Pull out every line below that holds the word "Internet".

________

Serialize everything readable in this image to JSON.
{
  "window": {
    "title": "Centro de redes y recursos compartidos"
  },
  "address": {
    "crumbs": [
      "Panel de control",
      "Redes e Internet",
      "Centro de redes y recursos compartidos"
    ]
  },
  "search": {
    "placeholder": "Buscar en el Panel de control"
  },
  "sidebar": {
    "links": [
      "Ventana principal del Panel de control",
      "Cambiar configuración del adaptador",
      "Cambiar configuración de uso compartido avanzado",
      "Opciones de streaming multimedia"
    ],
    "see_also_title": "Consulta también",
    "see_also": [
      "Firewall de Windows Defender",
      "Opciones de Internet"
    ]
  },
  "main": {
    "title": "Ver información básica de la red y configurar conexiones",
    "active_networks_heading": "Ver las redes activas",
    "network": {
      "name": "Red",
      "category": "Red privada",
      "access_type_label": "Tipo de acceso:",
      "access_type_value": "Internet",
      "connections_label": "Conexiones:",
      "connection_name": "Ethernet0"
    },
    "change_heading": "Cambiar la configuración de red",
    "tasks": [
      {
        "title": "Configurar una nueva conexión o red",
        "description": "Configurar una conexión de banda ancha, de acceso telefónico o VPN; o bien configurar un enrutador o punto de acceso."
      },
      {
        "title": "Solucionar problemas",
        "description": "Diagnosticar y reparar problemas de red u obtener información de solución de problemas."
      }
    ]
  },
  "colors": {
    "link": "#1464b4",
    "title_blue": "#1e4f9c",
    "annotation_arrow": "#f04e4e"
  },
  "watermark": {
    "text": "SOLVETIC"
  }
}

________

» EXERCISE RESULT
      "Redes e Internet",
      "Opciones de Internet"
      "access_type_value": "Internet",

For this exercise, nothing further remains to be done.